■ **WRITTEN EXERCISE**: Please return the full listing below without altering anything.

Saved entries:
-- -- --
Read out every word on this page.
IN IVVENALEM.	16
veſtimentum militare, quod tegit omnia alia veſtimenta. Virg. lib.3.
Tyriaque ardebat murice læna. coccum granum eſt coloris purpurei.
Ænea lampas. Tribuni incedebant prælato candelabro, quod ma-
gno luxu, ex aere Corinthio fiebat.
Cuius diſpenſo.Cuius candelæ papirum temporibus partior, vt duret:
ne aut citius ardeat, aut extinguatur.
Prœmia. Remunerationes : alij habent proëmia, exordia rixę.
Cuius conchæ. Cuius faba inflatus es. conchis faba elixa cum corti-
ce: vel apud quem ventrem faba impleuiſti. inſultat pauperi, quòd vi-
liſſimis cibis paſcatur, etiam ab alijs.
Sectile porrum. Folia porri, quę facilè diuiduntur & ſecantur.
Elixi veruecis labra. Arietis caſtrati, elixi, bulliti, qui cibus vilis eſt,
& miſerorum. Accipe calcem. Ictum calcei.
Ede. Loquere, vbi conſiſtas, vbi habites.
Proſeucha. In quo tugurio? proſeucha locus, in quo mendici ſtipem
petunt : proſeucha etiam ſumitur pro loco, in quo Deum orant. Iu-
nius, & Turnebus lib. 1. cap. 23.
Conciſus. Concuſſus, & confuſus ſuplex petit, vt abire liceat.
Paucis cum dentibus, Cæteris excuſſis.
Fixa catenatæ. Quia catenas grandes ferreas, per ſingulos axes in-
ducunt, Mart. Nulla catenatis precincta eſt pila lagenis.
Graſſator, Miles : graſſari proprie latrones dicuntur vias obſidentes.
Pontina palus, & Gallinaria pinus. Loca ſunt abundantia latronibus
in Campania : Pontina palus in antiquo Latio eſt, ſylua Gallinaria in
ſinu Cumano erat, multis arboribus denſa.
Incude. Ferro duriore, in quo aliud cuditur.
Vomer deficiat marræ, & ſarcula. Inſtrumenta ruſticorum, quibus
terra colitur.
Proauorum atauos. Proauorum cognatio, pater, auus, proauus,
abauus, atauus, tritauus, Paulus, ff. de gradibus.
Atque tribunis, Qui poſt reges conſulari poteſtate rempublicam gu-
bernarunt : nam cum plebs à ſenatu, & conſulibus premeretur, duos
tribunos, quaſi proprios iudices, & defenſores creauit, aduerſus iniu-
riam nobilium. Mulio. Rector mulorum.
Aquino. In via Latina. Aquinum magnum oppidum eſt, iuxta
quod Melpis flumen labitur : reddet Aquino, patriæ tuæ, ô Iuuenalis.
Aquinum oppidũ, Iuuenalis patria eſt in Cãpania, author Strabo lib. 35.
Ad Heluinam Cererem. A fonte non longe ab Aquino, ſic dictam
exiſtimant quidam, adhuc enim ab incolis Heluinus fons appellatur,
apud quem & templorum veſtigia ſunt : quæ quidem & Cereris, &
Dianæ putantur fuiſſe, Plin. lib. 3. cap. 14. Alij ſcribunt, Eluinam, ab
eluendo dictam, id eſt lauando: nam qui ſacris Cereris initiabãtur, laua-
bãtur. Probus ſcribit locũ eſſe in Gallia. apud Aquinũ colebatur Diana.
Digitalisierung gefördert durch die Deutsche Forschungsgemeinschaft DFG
-- -- --
■ **RESPONSE TO THIS EXERCISE**:
Read out every word on this page.
IN IVVENALEM.	16
veſtimentum militare, quod tegit omnia alia veſtimenta. Virg. lib.3.
Tyriaque ardebat murice læna. coccum granum eſt coloris purpurei.
Ænea lampas. Tribuni incedebant prælato candelabro, quod ma-
gno luxu, ex aere Corinthio fiebat.
Cuius diſpenſo.Cuius candelæ papirum temporibus partior, vt duret:
ne aut citius ardeat, aut extinguatur.
Prœmia. Remunerationes : alij habent proëmia, exordia rixę.
Cuius conchæ. Cuius faba inflatus es. conchis faba elixa cum corti-
ce: vel apud quem ventrem faba impleuiſti. inſultat pauperi, quòd vi-
liſſimis cibis paſcatur, etiam ab alijs.
Sectile porrum. Folia porri, quę facilè diuiduntur & ſecantur.
Elixi veruecis labra. Arietis caſtrati, elixi, bulliti, qui cibus vilis eſt,
& miſerorum. Accipe calcem. Ictum calcei.
Ede. Loquere, vbi conſiſtas, vbi habites.
Proſeucha. In quo tugurio? proſeucha locus, in quo mendici ſtipem
petunt : proſeucha etiam ſumitur pro loco, in quo Deum orant. Iu-
nius, & Turnebus lib. 1. cap. 23.
Conciſus. Concuſſus, & confuſus ſuplex petit, vt abire liceat.
Paucis cum dentibus, Cæteris excuſſis.
Fixa catenatæ. Quia catenas grandes ferreas, per ſingulos axes in-
ducunt, Mart. Nulla catenatis precincta eſt pila lagenis.
Graſſator, Miles : graſſari proprie latrones dicuntur vias obſidentes.
Pontina palus, & Gallinaria pinus. Loca ſunt abundantia latronibus
in Campania : Pontina palus in antiquo Latio eſt, ſylua Gallinaria in
ſinu Cumano erat, multis arboribus denſa.
Incude. Ferro duriore, in quo aliud cuditur.
Vomer deficiat marræ, & ſarcula. Inſtrumenta ruſticorum, quibus
terra colitur.
Proauorum atauos. Proauorum cognatio, pater, auus, proauus,
abauus, atauus, tritauus, Paulus, ff. de gradibus.
Atque tribunis, Qui poſt reges conſulari poteſtate rempublicam gu-
bernarunt : nam cum plebs à ſenatu, & conſulibus premeretur, duos
tribunos, quaſi proprios iudices, & defenſores creauit, aduerſus iniu-
riam nobilium. Mulio. Rector mulorum.
Aquino. In via Latina. Aquinum magnum oppidum eſt, iuxta
quod Melpis flumen labitur : reddet Aquino, patriæ tuæ, ô Iuuenalis.
Aquinum oppidũ, Iuuenalis patria eſt in Cãpania, author Strabo lib. 35.
Ad Heluinam Cererem. A fonte non longe ab Aquino, ſic dictam
exiſtimant quidam, adhuc enim ab incolis Heluinus fons appellatur,
apud quem & templorum veſtigia ſunt : quæ quidem & Cereris, &
Dianæ putantur fuiſſe, Plin. lib. 3. cap. 14. Alij ſcribunt, Eluinam, ab
eluendo dictam, id eſt lauando: nam qui ſacris Cereris initiabãtur, laua-
bãtur. Probus ſcribit locũ eſſe in Gallia. apud Aquinũ colebatur Diana.
Digitalisierung gefördert durch die Deutsche Forschungsgemeinschaft DFG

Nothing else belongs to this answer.